* **YOUR INSTRUCTIONS**: Give back every line exactly as it appears, pictures excluded.

begin DATA EXTRACT

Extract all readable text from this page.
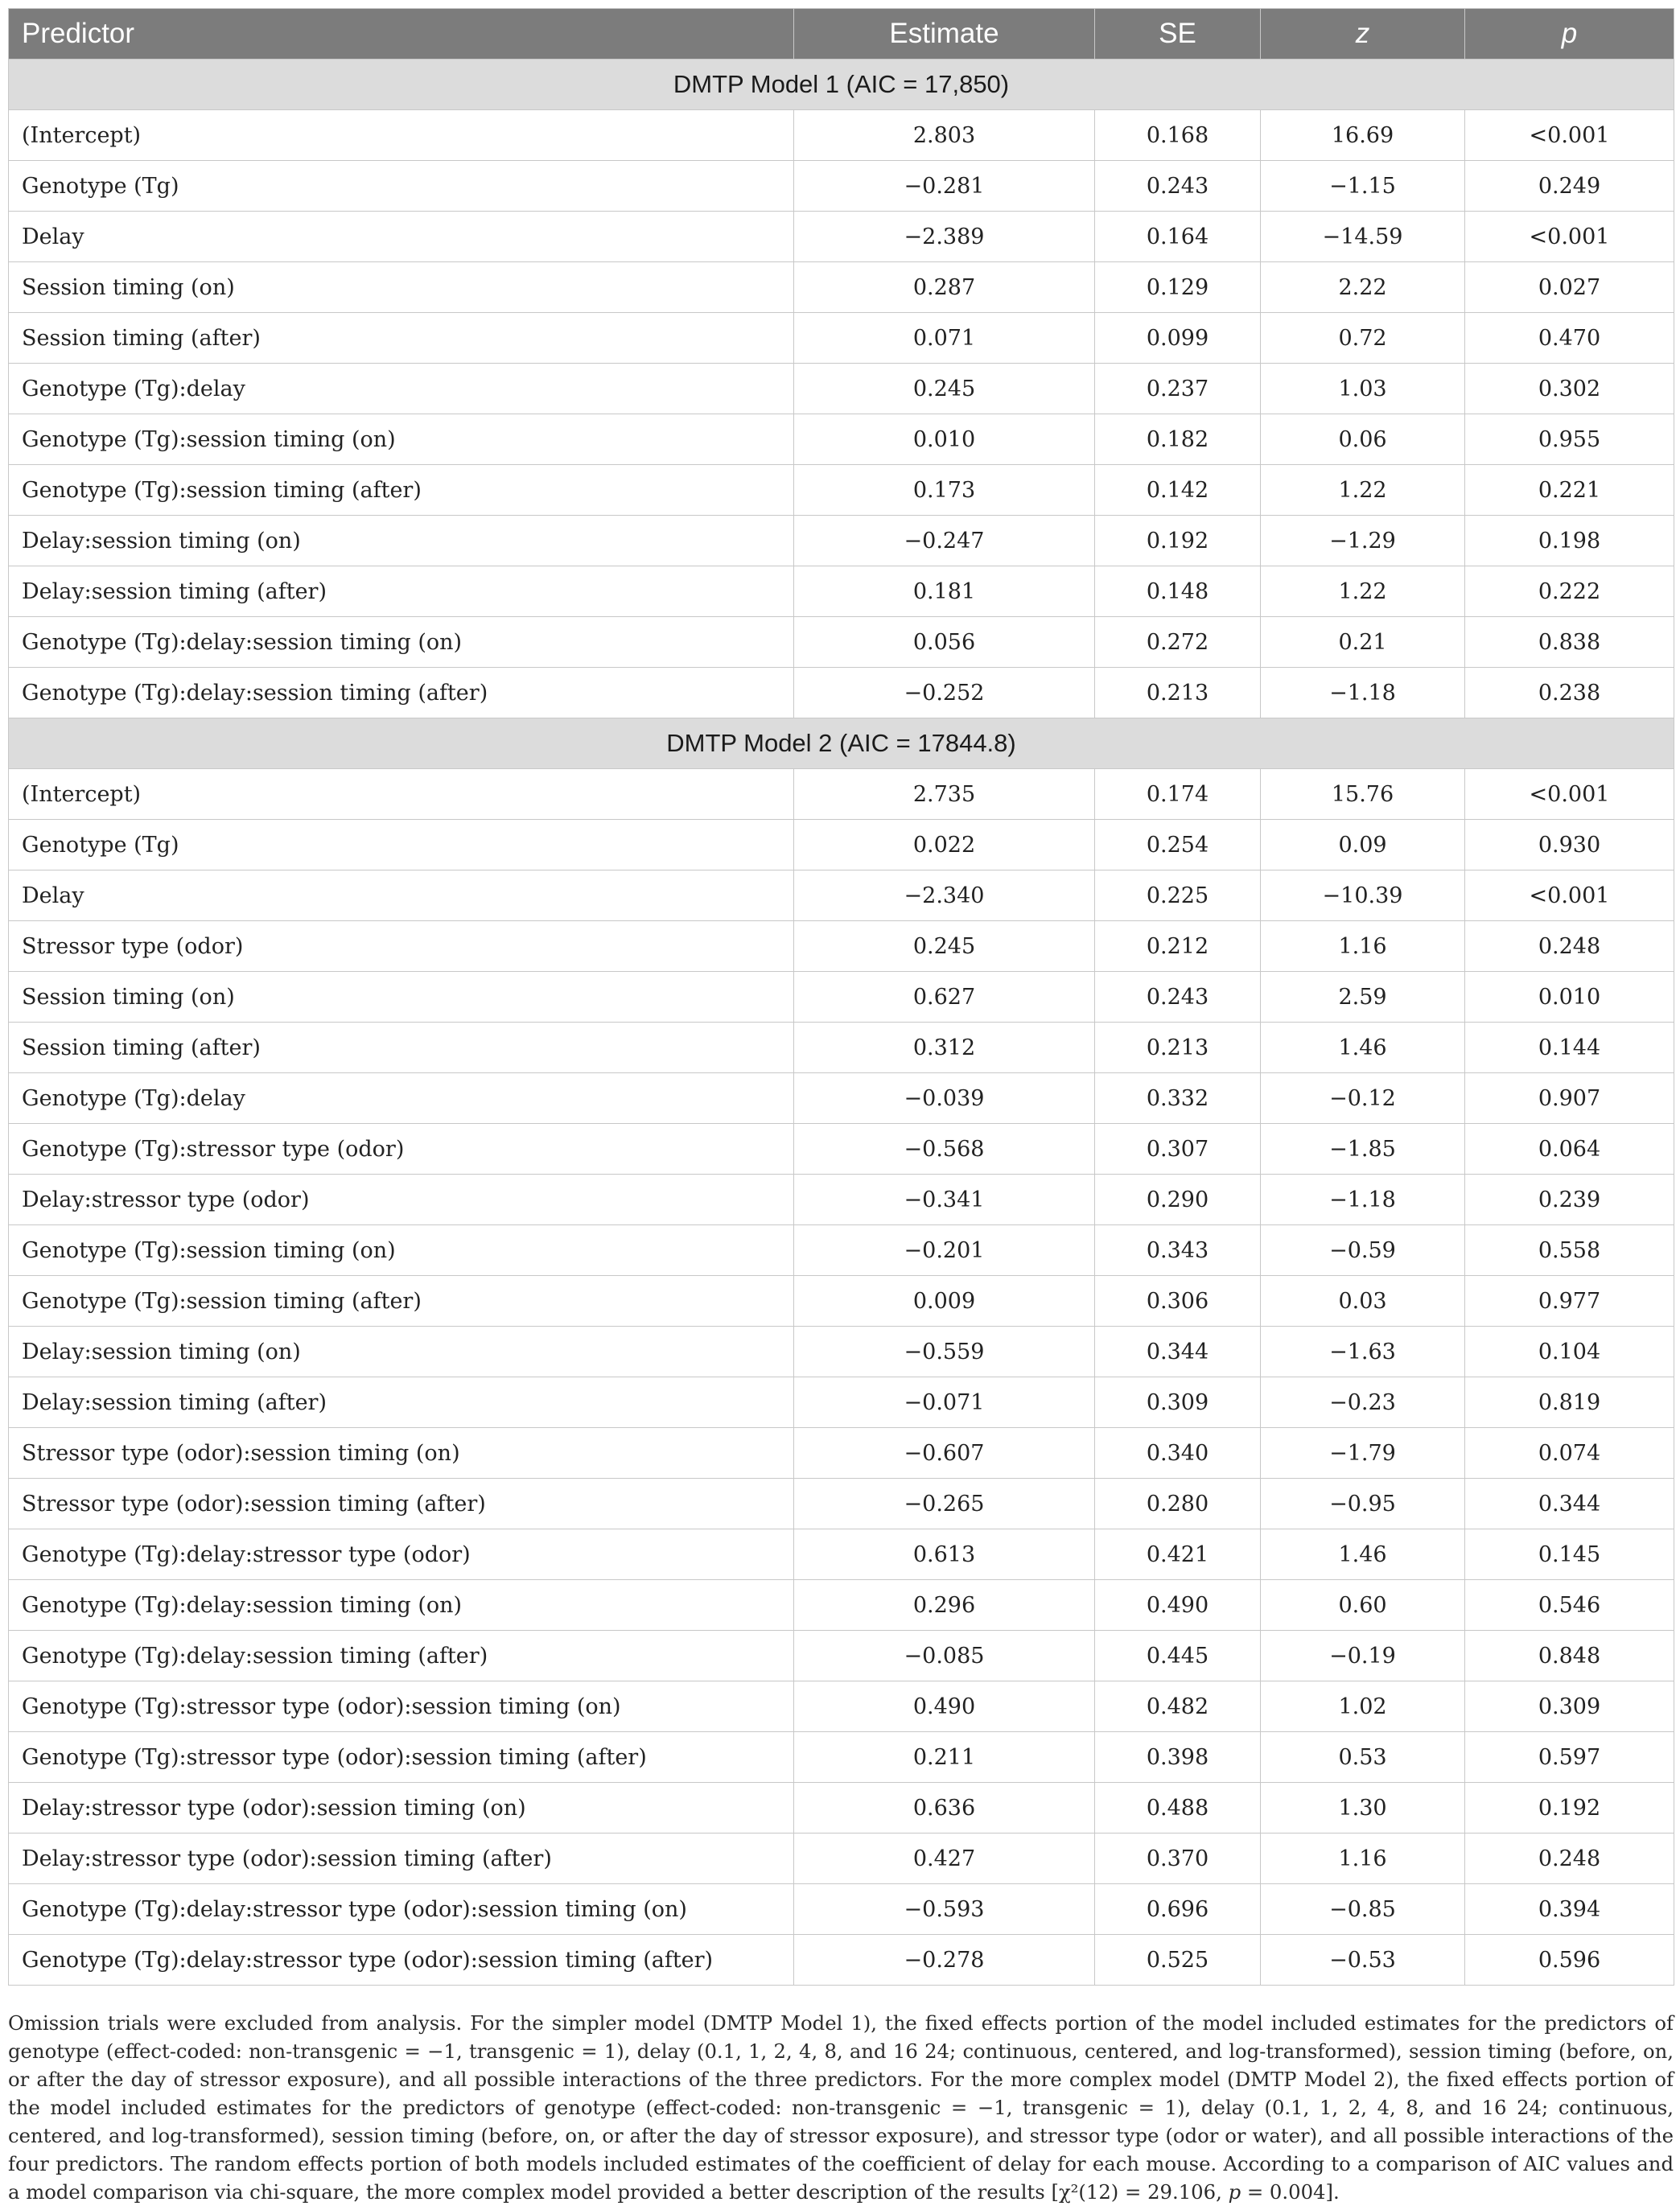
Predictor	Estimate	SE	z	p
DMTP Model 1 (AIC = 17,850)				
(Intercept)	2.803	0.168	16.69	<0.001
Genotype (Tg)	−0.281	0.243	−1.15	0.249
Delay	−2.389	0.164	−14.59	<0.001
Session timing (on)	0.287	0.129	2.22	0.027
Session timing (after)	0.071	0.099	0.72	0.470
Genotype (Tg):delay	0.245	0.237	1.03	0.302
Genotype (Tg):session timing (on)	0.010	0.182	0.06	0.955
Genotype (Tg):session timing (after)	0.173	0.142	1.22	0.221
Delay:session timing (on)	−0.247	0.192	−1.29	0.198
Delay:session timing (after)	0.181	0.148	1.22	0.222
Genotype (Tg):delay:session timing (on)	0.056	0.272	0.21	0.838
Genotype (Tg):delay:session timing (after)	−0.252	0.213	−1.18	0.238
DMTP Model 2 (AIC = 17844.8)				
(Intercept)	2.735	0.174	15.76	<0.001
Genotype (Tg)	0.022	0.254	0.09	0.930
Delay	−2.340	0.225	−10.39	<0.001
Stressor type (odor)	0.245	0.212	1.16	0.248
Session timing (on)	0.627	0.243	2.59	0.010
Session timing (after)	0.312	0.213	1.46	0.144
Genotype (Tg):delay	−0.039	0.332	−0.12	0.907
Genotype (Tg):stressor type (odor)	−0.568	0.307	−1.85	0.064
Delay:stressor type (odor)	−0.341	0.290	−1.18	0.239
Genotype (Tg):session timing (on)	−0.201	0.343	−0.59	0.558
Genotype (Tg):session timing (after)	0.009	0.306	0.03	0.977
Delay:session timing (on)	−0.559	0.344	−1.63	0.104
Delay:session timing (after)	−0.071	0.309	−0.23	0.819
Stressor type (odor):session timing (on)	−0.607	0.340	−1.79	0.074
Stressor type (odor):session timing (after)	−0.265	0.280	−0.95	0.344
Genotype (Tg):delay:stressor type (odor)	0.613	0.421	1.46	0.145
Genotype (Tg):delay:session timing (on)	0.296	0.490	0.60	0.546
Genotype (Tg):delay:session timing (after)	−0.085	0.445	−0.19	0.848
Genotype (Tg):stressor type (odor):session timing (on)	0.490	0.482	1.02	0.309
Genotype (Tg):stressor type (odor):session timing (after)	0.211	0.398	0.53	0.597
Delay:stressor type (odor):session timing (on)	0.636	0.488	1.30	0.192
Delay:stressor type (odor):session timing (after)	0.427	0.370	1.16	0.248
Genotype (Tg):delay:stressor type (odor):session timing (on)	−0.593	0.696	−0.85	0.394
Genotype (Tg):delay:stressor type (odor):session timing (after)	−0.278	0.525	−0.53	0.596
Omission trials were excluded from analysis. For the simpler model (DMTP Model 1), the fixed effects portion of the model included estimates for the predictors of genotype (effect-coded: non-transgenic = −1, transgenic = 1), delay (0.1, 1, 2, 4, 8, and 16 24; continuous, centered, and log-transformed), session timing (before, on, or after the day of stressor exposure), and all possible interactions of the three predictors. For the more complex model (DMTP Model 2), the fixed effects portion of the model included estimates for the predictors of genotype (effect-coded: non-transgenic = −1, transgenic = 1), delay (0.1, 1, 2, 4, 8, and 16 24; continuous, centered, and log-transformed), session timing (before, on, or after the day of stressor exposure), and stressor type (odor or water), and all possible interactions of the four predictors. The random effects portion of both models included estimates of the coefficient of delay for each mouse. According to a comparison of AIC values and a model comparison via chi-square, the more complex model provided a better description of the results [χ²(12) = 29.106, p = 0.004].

end DATA EXTRACT

* **SOLVED EXERCISE**:
Extract all readable text from this page.
Predictor	Estimate	SE	z	p
DMTP Model 1 (AIC = 17,850)				
(Intercept)	2.803	0.168	16.69	<0.001
Genotype (Tg)	−0.281	0.243	−1.15	0.249
Delay	−2.389	0.164	−14.59	<0.001
Session timing (on)	0.287	0.129	2.22	0.027
Session timing (after)	0.071	0.099	0.72	0.470
Genotype (Tg):delay	0.245	0.237	1.03	0.302
Genotype (Tg):session timing (on)	0.010	0.182	0.06	0.955
Genotype (Tg):session timing (after)	0.173	0.142	1.22	0.221
Delay:session timing (on)	−0.247	0.192	−1.29	0.198
Delay:session timing (after)	0.181	0.148	1.22	0.222
Genotype (Tg):delay:session timing (on)	0.056	0.272	0.21	0.838
Genotype (Tg):delay:session timing (after)	−0.252	0.213	−1.18	0.238
DMTP Model 2 (AIC = 17844.8)				
(Intercept)	2.735	0.174	15.76	<0.001
Genotype (Tg)	0.022	0.254	0.09	0.930
Delay	−2.340	0.225	−10.39	<0.001
Stressor type (odor)	0.245	0.212	1.16	0.248
Session timing (on)	0.627	0.243	2.59	0.010
Session timing (after)	0.312	0.213	1.46	0.144
Genotype (Tg):delay	−0.039	0.332	−0.12	0.907
Genotype (Tg):stressor type (odor)	−0.568	0.307	−1.85	0.064
Delay:stressor type (odor)	−0.341	0.290	−1.18	0.239
Genotype (Tg):session timing (on)	−0.201	0.343	−0.59	0.558
Genotype (Tg):session timing (after)	0.009	0.306	0.03	0.977
Delay:session timing (on)	−0.559	0.344	−1.63	0.104
Delay:session timing (after)	−0.071	0.309	−0.23	0.819
Stressor type (odor):session timing (on)	−0.607	0.340	−1.79	0.074
Stressor type (odor):session timing (after)	−0.265	0.280	−0.95	0.344
Genotype (Tg):delay:stressor type (odor)	0.613	0.421	1.46	0.145
Genotype (Tg):delay:session timing (on)	0.296	0.490	0.60	0.546
Genotype (Tg):delay:session timing (after)	−0.085	0.445	−0.19	0.848
Genotype (Tg):stressor type (odor):session timing (on)	0.490	0.482	1.02	0.309
Genotype (Tg):stressor type (odor):session timing (after)	0.211	0.398	0.53	0.597
Delay:stressor type (odor):session timing (on)	0.636	0.488	1.30	0.192
Delay:stressor type (odor):session timing (after)	0.427	0.370	1.16	0.248
Genotype (Tg):delay:stressor type (odor):session timing (on)	−0.593	0.696	−0.85	0.394
Genotype (Tg):delay:stressor type (odor):session timing (after)	−0.278	0.525	−0.53	0.596
Omission trials were excluded from analysis. For the simpler model (DMTP Model 1), the fixed effects portion of the model included estimates for the predictors of genotype (effect-coded: non-transgenic = −1, transgenic = 1), delay (0.1, 1, 2, 4, 8, and 16 24; continuous, centered, and log-transformed), session timing (before, on, or after the day of stressor exposure), and all possible interactions of the three predictors. For the more complex model (DMTP Model 2), the fixed effects portion of the model included estimates for the predictors of genotype (effect-coded: non-transgenic = −1, transgenic = 1), delay (0.1, 1, 2, 4, 8, and 16 24; continuous, centered, and log-transformed), session timing (before, on, or after the day of stressor exposure), and stressor type (odor or water), and all possible interactions of the four predictors. The random effects portion of both models included estimates of the coefficient of delay for each mouse. According to a comparison of AIC values and a model comparison via chi-square, the more complex model provided a better description of the results [χ²(12) = 29.106, p = 0.004].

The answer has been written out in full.